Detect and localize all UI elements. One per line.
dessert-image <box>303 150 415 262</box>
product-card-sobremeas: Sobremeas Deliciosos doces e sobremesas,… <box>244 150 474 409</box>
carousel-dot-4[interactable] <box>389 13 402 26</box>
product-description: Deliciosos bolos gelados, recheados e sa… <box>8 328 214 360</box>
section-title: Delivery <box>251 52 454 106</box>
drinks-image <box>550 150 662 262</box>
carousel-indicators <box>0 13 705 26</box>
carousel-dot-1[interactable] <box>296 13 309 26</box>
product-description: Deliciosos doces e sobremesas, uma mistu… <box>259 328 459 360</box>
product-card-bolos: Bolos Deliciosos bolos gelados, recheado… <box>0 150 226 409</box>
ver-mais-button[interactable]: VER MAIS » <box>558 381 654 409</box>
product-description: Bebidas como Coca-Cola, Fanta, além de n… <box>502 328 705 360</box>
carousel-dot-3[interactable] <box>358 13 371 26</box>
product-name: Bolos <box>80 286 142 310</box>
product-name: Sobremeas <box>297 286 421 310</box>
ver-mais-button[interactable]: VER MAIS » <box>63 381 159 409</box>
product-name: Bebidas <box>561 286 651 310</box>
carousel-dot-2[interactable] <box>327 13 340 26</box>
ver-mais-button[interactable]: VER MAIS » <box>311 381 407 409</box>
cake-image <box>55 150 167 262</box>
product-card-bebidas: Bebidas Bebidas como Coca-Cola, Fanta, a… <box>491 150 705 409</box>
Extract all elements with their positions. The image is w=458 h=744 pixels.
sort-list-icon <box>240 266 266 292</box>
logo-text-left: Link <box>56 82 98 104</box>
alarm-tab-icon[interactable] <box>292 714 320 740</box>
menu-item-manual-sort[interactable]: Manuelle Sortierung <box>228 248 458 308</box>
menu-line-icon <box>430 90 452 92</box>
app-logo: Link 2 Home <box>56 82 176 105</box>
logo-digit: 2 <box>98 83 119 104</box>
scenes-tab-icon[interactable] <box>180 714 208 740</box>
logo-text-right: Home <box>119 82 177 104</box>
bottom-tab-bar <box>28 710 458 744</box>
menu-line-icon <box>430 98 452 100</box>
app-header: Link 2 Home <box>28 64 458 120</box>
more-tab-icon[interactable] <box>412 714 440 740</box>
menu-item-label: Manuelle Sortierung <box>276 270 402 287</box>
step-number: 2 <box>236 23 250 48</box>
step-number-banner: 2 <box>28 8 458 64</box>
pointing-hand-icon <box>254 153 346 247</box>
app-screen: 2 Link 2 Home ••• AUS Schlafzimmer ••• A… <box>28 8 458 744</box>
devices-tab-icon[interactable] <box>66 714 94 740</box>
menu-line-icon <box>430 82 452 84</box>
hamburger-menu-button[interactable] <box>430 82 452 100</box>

WRITTEN REQUEST =
Turn every line of the data above into a numbered list, leaving out any blank lines.

WRITTEN SOLUTION =
1. Detect and localize all UI elements. One per line.
2. dessert-image <box>303 150 415 262</box>
3. product-card-sobremeas: Sobremeas Deliciosos doces e sobremesas,… <box>244 150 474 409</box>
4. carousel-dot-4[interactable] <box>389 13 402 26</box>
5. product-description: Deliciosos bolos gelados, recheados e sa… <box>8 328 214 360</box>
6. section-title: Delivery <box>251 52 454 106</box>
7. drinks-image <box>550 150 662 262</box>
8. carousel-indicators <box>0 13 705 26</box>
9. carousel-dot-1[interactable] <box>296 13 309 26</box>
10. product-description: Deliciosos doces e sobremesas, uma mistu… <box>259 328 459 360</box>
11. product-card-bolos: Bolos Deliciosos bolos gelados, recheado… <box>0 150 226 409</box>
12. ver-mais-button[interactable]: VER MAIS » <box>558 381 654 409</box>
13. product-description: Bebidas como Coca-Cola, Fanta, além de n… <box>502 328 705 360</box>
14. carousel-dot-3[interactable] <box>358 13 371 26</box>
15. product-name: Bolos <box>80 286 142 310</box>
16. product-name: Sobremeas <box>297 286 421 310</box>
17. ver-mais-button[interactable]: VER MAIS » <box>63 381 159 409</box>
18. product-name: Bebidas <box>561 286 651 310</box>
19. carousel-dot-2[interactable] <box>327 13 340 26</box>
20. ver-mais-button[interactable]: VER MAIS » <box>311 381 407 409</box>
21. cake-image <box>55 150 167 262</box>
22. product-card-bebidas: Bebidas Bebidas como Coca-Cola, Fanta, a… <box>491 150 705 409</box>
23. Extract all elements with their positions. The image is w=458 h=744 pixels.
24. sort-list-icon <box>240 266 266 292</box>
25. logo-text-left: Link <box>56 82 98 104</box>
26. alarm-tab-icon[interactable] <box>292 714 320 740</box>
27. menu-item-manual-sort[interactable]: Manuelle Sortierung <box>228 248 458 308</box>
28. menu-line-icon <box>430 90 452 92</box>
29. app-logo: Link 2 Home <box>56 82 176 105</box>
30. logo-digit: 2 <box>98 83 119 104</box>
31. scenes-tab-icon[interactable] <box>180 714 208 740</box>
32. logo-text-right: Home <box>119 82 177 104</box>
33. bottom-tab-bar <box>28 710 458 744</box>
34. menu-line-icon <box>430 98 452 100</box>
35. app-header: Link 2 Home <box>28 64 458 120</box>
36. more-tab-icon[interactable] <box>412 714 440 740</box>
37. menu-item-label: Manuelle Sortierung <box>276 270 402 287</box>
38. step-number: 2 <box>236 23 250 48</box>
39. step-number-banner: 2 <box>28 8 458 64</box>
40. pointing-hand-icon <box>254 153 346 247</box>
41. app-screen: 2 Link 2 Home ••• AUS Schlafzimmer ••• A… <box>28 8 458 744</box>
42. devices-tab-icon[interactable] <box>66 714 94 740</box>
43. menu-line-icon <box>430 82 452 84</box>
44. hamburger-menu-button[interactable] <box>430 82 452 100</box>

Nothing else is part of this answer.